Records from a dataset
>>>>>

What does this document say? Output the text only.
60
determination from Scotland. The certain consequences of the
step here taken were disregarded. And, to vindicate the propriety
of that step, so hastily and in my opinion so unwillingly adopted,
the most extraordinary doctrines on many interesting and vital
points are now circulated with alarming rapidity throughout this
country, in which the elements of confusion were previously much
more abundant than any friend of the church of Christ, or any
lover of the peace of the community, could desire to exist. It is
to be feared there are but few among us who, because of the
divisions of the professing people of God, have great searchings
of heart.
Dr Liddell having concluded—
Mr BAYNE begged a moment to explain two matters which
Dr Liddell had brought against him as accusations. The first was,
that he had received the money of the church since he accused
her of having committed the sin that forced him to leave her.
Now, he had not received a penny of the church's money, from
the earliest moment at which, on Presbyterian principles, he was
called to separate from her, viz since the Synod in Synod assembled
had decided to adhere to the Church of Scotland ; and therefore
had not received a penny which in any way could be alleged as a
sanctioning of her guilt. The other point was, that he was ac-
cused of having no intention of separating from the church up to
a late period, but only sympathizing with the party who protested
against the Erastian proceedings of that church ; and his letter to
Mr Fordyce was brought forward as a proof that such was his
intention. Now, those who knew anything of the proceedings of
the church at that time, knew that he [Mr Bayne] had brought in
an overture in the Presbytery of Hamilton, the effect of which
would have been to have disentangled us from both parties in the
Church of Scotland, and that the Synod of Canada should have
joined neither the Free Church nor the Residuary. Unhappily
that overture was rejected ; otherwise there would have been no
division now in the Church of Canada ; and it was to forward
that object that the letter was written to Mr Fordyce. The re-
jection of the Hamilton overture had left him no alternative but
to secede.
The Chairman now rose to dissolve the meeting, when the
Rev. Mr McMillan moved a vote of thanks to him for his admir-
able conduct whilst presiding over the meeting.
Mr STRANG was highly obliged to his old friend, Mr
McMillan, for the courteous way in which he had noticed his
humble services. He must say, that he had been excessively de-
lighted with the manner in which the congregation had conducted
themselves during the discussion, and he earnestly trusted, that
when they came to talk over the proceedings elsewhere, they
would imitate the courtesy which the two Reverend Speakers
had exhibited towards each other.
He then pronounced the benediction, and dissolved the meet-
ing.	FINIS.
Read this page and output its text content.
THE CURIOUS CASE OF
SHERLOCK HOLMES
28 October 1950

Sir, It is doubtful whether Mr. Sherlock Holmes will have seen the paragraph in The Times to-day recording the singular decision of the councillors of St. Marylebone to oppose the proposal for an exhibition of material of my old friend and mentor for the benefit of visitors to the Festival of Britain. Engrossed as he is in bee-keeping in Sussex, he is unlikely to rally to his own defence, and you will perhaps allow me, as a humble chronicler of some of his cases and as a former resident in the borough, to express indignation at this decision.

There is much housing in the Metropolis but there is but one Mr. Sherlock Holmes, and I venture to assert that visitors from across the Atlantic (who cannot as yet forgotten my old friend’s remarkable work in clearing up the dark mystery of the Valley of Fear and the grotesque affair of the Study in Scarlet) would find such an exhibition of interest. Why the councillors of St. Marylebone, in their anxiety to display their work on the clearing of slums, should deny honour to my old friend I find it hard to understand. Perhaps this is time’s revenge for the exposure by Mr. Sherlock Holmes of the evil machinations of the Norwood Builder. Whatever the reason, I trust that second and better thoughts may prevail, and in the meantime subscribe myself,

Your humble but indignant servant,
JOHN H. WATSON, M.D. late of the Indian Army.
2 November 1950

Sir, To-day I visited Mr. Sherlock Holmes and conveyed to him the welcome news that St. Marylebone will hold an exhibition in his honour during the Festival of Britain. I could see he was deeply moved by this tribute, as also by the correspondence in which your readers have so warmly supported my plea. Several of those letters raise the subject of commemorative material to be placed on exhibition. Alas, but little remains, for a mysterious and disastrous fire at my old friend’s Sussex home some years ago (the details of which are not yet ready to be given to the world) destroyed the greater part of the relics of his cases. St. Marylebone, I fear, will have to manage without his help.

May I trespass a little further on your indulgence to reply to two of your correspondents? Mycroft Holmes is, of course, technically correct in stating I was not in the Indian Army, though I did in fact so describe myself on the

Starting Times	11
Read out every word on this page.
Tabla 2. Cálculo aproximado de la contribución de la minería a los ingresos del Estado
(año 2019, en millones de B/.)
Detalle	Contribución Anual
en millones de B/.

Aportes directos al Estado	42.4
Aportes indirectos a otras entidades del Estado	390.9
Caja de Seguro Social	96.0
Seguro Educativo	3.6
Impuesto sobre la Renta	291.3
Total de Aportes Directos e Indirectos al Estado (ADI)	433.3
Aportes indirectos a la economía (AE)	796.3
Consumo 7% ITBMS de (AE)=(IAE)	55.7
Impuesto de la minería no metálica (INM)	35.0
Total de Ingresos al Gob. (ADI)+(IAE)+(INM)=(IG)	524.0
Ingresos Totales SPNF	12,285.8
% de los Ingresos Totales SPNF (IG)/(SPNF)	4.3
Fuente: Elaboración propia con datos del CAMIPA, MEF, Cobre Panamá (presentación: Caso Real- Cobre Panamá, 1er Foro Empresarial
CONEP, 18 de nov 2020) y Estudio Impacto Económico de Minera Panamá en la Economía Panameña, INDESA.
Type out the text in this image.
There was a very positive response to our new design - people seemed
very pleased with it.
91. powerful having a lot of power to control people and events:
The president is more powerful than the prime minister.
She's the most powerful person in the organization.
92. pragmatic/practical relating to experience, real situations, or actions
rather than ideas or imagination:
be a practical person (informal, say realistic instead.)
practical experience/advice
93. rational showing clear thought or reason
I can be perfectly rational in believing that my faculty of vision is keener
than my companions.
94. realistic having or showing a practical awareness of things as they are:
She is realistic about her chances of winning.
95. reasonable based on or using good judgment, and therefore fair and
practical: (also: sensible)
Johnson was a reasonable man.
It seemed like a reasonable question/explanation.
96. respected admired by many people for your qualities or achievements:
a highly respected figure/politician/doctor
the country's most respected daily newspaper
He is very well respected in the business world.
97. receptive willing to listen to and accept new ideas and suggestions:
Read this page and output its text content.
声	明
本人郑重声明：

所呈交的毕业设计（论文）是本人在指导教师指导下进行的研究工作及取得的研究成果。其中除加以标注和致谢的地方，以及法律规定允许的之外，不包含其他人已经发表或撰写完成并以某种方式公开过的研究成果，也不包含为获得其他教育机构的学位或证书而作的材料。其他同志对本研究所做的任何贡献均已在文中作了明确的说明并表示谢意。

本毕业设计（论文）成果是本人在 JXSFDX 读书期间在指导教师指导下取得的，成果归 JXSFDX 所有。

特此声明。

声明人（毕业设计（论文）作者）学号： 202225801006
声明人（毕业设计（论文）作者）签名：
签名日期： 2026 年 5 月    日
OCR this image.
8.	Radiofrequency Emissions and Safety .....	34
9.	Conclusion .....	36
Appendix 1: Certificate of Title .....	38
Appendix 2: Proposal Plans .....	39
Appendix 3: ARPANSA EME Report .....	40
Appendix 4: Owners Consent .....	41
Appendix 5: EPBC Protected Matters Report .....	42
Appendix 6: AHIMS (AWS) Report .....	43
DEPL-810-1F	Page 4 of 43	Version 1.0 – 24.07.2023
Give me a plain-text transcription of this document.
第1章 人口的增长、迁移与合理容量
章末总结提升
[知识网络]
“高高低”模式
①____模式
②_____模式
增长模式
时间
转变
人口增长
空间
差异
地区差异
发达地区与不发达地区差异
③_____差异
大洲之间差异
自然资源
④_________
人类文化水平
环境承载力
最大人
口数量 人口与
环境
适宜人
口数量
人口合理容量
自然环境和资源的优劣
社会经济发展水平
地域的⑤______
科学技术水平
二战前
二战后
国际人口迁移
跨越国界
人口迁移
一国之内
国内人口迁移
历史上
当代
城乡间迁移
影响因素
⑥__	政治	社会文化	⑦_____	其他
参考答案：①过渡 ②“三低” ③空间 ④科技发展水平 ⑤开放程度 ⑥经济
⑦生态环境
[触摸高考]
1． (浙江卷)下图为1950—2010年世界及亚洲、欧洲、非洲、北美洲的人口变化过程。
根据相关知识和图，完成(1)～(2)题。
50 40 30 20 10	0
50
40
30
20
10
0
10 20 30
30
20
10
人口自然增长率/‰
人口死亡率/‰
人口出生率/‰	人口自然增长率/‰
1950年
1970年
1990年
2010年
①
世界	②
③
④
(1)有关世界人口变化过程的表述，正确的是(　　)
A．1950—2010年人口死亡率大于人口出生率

<<<<<

DIRECTION:
Reproduce the listing above exactly from the line containing "OCR this image." through its last line, with both of those lines included.

FINISHED TASK:
OCR this image.
8.	Radiofrequency Emissions and Safety .....	34
9.	Conclusion .....	36
Appendix 1: Certificate of Title .....	38
Appendix 2: Proposal Plans .....	39
Appendix 3: ARPANSA EME Report .....	40
Appendix 4: Owners Consent .....	41
Appendix 5: EPBC Protected Matters Report .....	42
Appendix 6: AHIMS (AWS) Report .....	43
DEPL-810-1F	Page 4 of 43	Version 1.0 – 24.07.2023
Give me a plain-text transcription of this document.
第1章 人口的增长、迁移与合理容量
章末总结提升
[知识网络]
“高高低”模式
①____模式
②_____模式
增长模式
时间
转变
人口增长
空间
差异
地区差异
发达地区与不发达地区差异
③_____差异
大洲之间差异
自然资源
④_________
人类文化水平
环境承载力
最大人
口数量 人口与
环境
适宜人
口数量
人口合理容量
自然环境和资源的优劣
社会经济发展水平
地域的⑤______
科学技术水平
二战前
二战后
国际人口迁移
跨越国界
人口迁移
一国之内
国内人口迁移
历史上
当代
城乡间迁移
影响因素
⑥__	政治	社会文化	⑦_____	其他
参考答案：①过渡 ②“三低” ③空间 ④科技发展水平 ⑤开放程度 ⑥经济
⑦生态环境
[触摸高考]
1． (浙江卷)下图为1950—2010年世界及亚洲、欧洲、非洲、北美洲的人口变化过程。
根据相关知识和图，完成(1)～(2)题。
50 40 30 20 10	0
50
40
30
20
10
0
10 20 30
30
20
10
人口自然增长率/‰
人口死亡率/‰
人口出生率/‰	人口自然增长率/‰
1950年
1970年
1990年
2010年
①
世界	②
③
④
(1)有关世界人口变化过程的表述，正确的是(　　)
A．1950—2010年人口死亡率大于人口出生率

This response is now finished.